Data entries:
________________________________________

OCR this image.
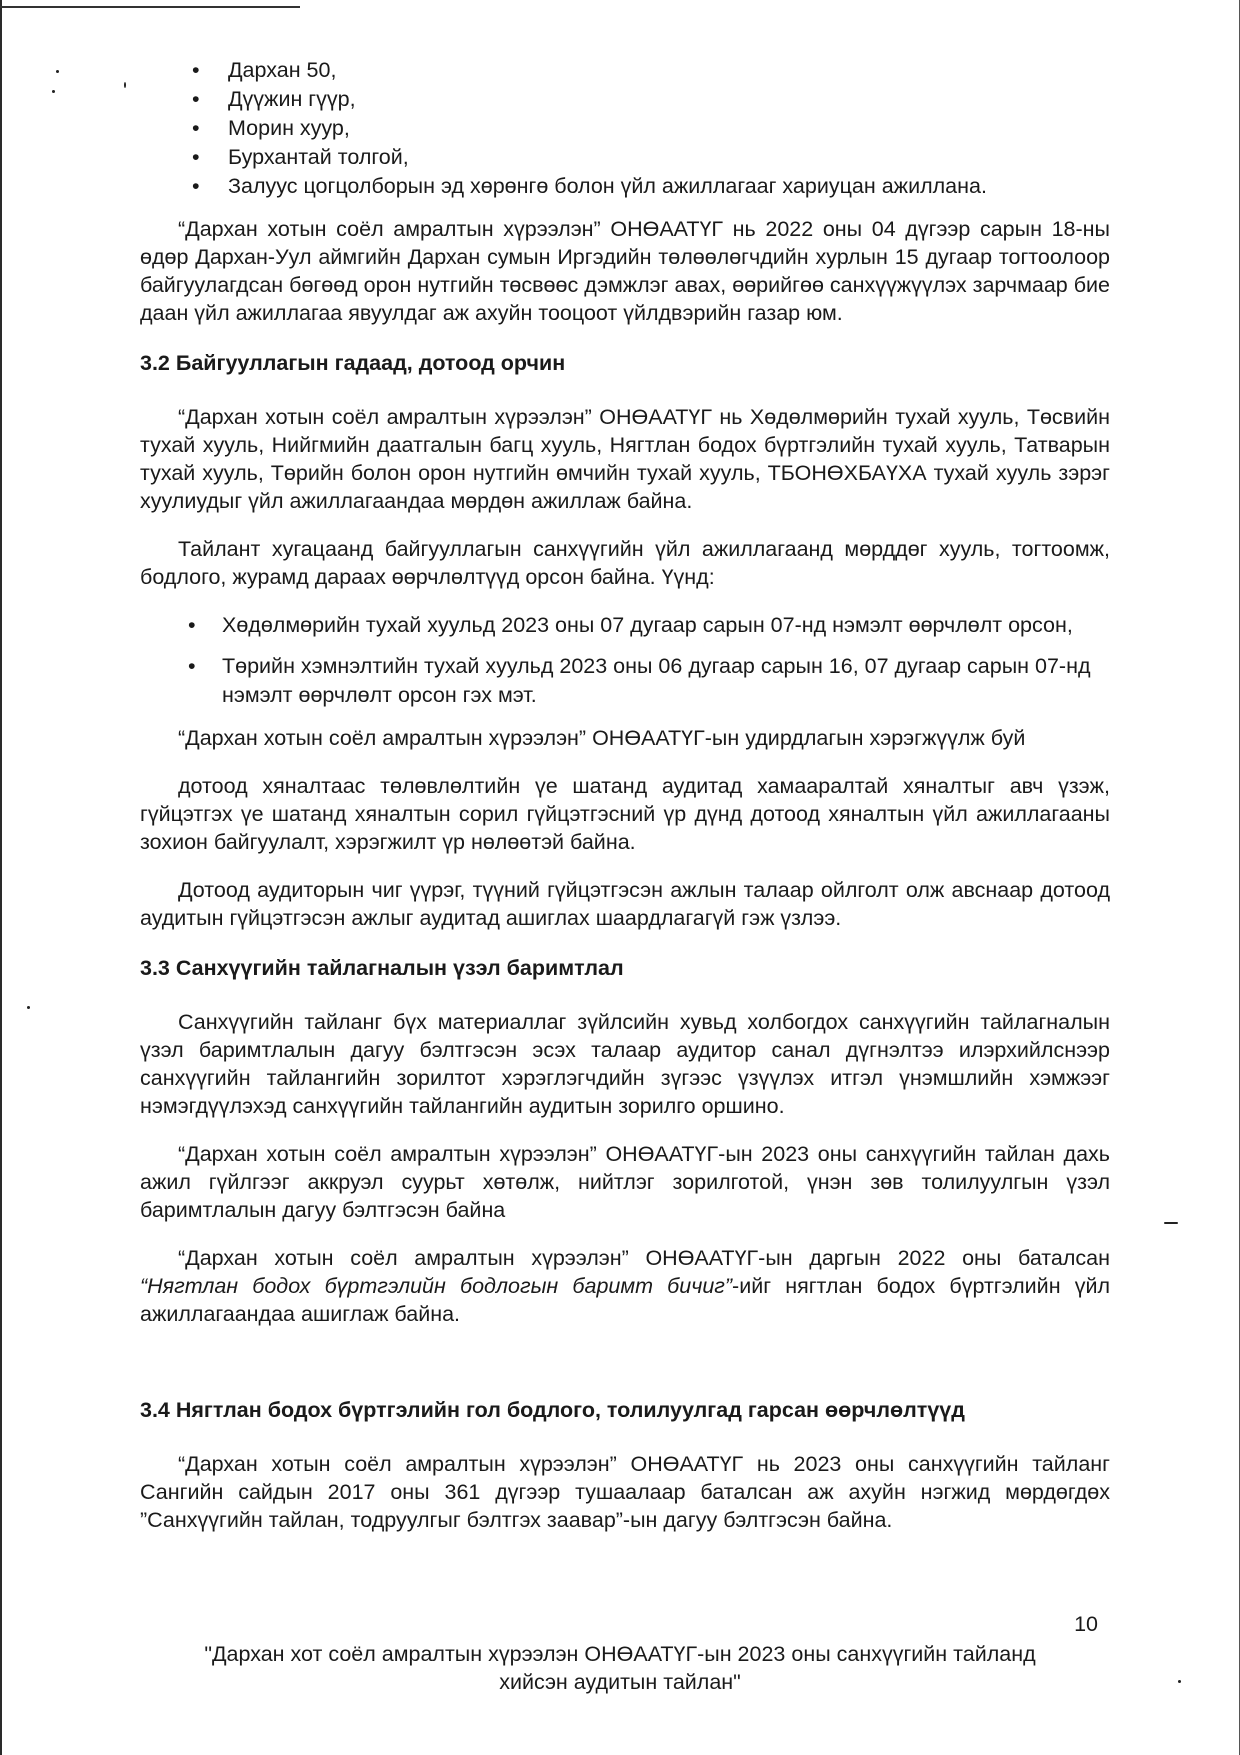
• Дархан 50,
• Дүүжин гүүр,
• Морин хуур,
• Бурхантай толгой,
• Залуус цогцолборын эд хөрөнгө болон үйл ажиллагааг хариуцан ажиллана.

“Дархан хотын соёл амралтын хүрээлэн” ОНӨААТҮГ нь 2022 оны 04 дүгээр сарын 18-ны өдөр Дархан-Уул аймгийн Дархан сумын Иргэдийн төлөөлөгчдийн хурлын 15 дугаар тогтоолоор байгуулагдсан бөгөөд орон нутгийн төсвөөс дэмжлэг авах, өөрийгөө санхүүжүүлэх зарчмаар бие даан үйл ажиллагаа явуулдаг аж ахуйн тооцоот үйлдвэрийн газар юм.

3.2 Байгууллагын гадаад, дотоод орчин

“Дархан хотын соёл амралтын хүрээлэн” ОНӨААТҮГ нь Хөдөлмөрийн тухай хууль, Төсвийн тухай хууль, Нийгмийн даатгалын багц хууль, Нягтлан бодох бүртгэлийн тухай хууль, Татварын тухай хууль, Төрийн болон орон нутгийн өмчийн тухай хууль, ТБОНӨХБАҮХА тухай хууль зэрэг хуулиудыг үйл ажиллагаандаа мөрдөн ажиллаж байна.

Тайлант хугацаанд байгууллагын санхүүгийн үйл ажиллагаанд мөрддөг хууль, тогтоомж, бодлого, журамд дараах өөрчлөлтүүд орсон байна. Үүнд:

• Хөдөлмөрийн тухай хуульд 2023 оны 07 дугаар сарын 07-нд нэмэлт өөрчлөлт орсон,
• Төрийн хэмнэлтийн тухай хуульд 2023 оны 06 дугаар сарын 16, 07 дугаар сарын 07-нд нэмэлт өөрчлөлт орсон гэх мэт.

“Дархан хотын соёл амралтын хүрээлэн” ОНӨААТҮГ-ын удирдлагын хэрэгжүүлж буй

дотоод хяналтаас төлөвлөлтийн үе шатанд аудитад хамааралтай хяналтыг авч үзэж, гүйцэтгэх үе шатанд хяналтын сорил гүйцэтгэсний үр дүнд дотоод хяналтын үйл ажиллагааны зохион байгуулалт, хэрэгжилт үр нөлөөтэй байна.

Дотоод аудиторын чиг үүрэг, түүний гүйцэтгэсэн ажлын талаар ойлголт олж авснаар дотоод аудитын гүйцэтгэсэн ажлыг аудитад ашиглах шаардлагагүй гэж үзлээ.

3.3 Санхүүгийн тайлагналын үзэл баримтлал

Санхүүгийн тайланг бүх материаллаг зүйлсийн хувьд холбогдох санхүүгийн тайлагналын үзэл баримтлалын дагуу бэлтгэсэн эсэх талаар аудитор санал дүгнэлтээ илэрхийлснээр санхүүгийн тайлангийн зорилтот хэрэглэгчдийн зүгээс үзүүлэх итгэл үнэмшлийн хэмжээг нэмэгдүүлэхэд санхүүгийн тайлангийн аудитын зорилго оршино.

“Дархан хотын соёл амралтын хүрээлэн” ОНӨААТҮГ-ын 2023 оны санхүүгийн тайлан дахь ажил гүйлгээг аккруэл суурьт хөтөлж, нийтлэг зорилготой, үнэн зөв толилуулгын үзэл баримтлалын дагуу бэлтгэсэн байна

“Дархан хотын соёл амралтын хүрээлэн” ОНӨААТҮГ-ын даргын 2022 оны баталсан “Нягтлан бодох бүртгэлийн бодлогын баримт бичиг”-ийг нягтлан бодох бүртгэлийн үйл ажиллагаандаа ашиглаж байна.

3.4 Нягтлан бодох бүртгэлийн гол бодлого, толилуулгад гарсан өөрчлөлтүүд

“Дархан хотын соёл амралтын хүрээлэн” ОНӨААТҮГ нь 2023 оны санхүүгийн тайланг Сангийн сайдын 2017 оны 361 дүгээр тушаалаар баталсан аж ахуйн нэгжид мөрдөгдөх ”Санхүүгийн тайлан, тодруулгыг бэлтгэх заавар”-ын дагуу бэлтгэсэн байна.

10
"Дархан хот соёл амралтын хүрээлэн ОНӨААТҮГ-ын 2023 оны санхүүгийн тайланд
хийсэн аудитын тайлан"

________________________________________

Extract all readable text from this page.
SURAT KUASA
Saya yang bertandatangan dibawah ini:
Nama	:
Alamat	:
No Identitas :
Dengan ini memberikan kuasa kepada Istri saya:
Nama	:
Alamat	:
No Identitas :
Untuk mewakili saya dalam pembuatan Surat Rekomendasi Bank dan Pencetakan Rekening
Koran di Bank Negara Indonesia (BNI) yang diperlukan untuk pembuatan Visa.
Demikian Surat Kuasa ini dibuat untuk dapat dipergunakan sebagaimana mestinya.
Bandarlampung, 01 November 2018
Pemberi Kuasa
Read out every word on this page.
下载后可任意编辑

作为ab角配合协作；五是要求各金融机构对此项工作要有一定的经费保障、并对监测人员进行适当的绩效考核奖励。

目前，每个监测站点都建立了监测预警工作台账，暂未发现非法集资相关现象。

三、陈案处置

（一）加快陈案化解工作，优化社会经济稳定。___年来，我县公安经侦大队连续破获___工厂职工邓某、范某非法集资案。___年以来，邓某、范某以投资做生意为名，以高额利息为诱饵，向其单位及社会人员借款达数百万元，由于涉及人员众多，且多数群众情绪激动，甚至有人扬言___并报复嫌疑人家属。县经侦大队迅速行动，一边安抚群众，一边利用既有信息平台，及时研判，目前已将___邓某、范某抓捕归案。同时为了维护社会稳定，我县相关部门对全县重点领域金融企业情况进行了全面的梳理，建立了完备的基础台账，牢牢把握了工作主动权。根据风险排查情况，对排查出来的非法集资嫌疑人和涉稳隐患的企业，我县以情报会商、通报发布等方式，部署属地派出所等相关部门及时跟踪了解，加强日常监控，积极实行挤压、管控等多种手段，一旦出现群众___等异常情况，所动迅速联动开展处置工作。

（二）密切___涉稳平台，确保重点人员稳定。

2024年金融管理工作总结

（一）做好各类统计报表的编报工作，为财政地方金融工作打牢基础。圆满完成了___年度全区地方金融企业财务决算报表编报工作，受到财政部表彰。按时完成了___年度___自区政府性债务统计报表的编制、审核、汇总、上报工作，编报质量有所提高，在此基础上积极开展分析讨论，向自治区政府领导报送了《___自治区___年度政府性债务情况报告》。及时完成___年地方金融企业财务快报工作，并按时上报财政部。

________________________________________

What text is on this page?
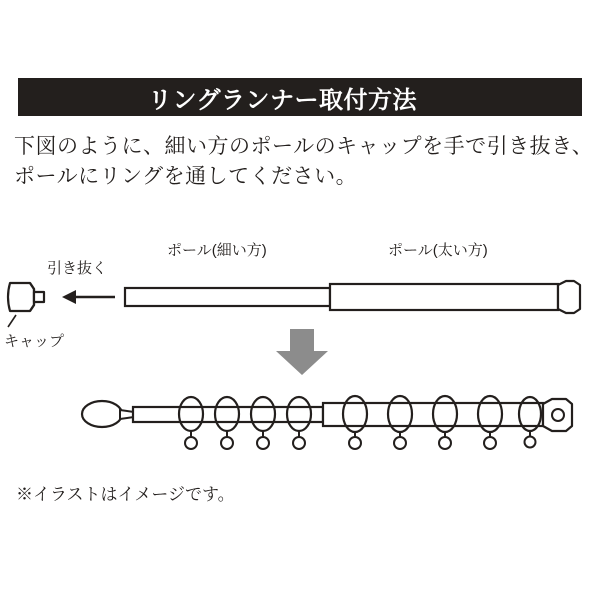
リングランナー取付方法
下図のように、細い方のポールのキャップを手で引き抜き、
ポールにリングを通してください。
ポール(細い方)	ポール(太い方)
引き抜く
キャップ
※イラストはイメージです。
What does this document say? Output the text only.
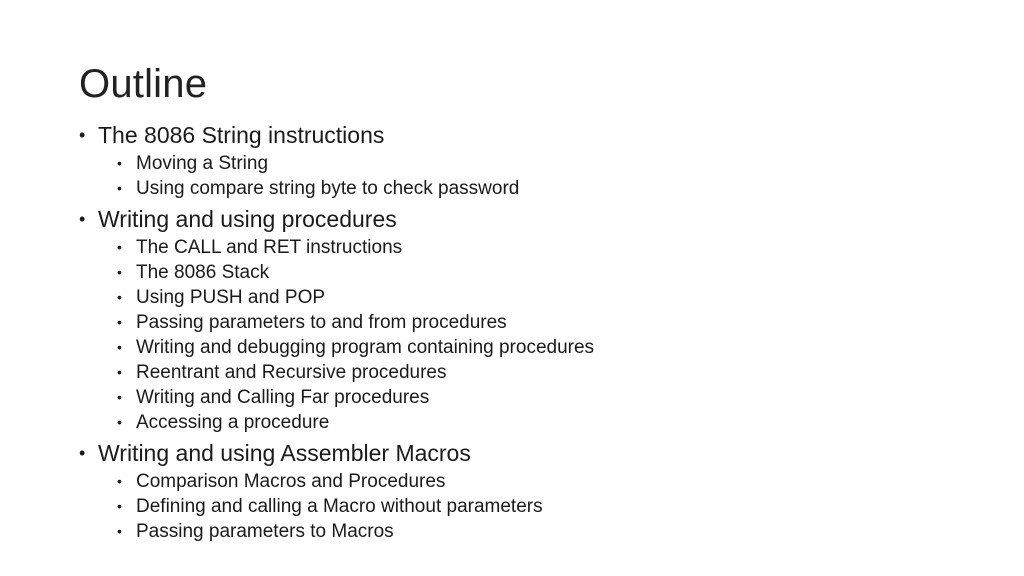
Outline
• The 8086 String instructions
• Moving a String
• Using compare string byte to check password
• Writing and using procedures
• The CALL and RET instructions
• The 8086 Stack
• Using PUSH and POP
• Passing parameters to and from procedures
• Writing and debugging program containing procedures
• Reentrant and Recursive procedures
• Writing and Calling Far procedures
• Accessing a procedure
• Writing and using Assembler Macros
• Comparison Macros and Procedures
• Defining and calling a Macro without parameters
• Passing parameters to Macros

________________________________________

→ To be done
From the entries above, copy every line containing the word "Bank".

→ Exercise output
Untuk mewakili saya dalam pembuatan Surat Rekomendasi Bank dan Pencetakan Rekening
Koran di Bank Negara Indonesia (BNI) yang diperlukan untuk pembuatan Visa.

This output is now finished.